[Exercise details]
Copy every line of the records below where the word "with" occurs.
** start of Material for this task **
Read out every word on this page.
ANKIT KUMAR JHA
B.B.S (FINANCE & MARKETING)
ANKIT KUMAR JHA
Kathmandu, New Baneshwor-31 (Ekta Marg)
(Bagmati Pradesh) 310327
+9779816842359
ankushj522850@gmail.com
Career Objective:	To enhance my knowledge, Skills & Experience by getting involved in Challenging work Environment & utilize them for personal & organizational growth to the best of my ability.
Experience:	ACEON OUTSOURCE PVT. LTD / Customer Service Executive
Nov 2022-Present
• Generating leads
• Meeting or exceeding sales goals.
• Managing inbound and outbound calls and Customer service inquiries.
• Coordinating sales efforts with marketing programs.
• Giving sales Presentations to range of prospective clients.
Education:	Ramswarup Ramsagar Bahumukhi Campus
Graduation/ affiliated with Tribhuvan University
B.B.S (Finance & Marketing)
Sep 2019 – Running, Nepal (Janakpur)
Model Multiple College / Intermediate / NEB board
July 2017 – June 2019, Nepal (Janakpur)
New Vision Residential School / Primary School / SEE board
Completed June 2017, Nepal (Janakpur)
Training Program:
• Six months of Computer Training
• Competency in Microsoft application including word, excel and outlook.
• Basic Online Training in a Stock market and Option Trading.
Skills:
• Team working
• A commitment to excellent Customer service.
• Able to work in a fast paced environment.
** end of Material for this task **
[Answer to the problem]
• Coordinating sales efforts with marketing programs.
Graduation/ affiliated with Tribhuvan University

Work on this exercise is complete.